Problem ->
Read the listing below and copy out every line that holds "root".
#### Extracted records ####
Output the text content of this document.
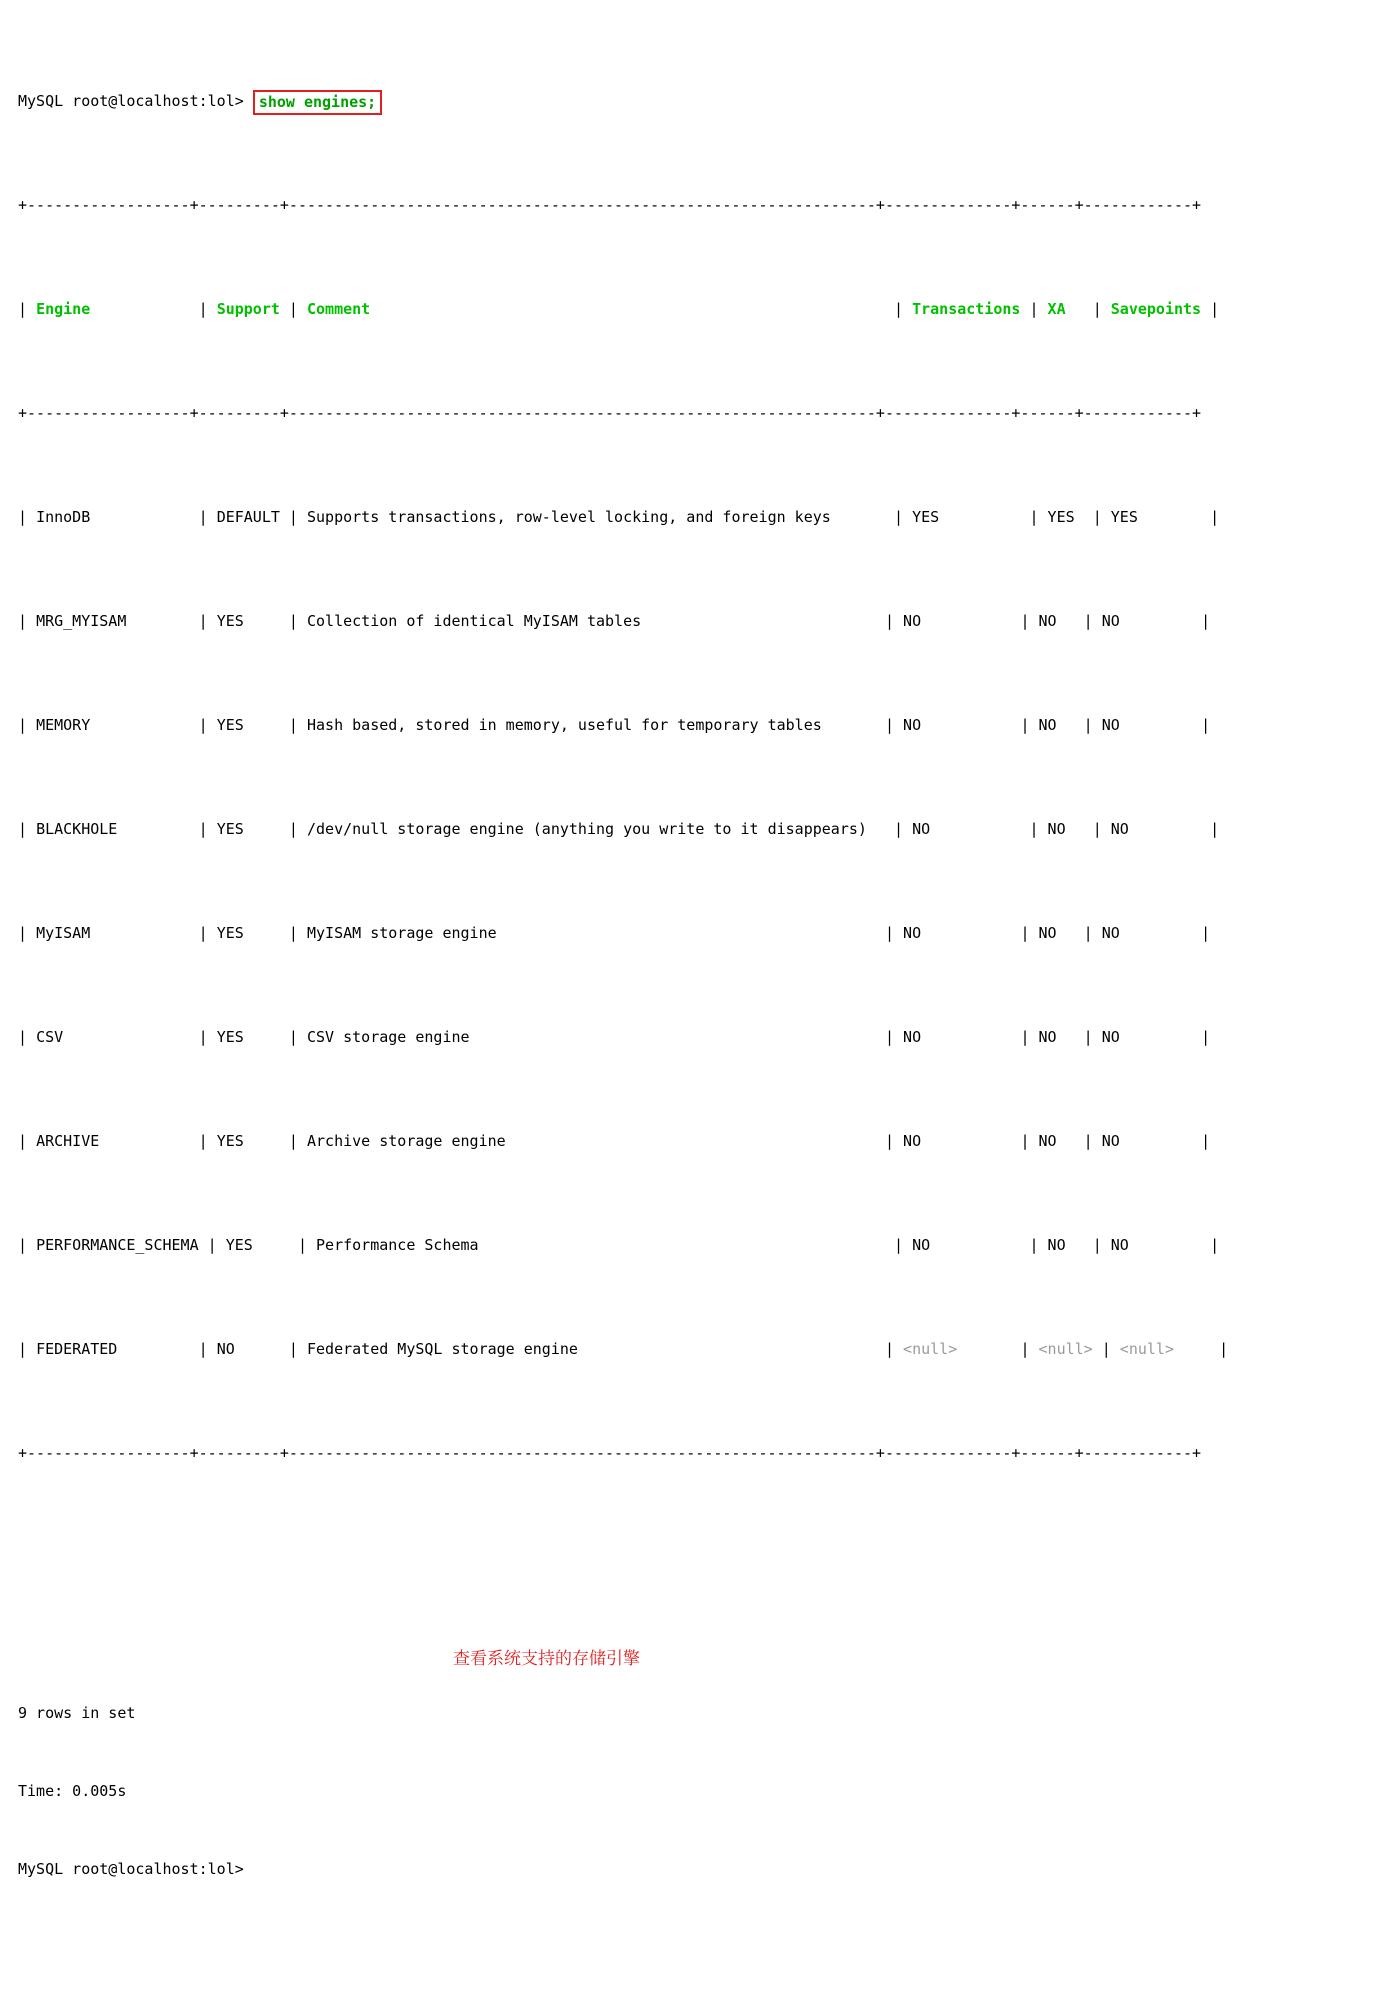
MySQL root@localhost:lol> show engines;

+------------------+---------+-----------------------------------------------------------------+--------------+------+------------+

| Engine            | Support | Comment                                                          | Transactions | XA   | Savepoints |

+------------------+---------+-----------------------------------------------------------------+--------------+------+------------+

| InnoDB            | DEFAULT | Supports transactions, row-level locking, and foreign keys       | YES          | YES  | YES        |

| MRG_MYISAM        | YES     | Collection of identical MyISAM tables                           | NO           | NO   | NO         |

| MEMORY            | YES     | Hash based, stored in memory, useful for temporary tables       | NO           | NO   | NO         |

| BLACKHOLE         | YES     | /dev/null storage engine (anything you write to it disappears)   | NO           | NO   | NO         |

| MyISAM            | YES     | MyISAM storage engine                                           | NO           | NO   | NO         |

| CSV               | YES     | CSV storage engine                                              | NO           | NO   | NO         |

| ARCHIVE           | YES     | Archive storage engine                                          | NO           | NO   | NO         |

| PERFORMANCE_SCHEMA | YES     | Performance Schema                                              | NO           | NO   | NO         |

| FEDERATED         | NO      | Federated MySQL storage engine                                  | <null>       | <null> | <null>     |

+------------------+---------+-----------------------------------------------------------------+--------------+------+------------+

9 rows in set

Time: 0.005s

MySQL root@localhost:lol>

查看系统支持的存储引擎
####
Solution for this task ->
MySQL root@localhost:lol> show engines;
MySQL root@localhost:lol>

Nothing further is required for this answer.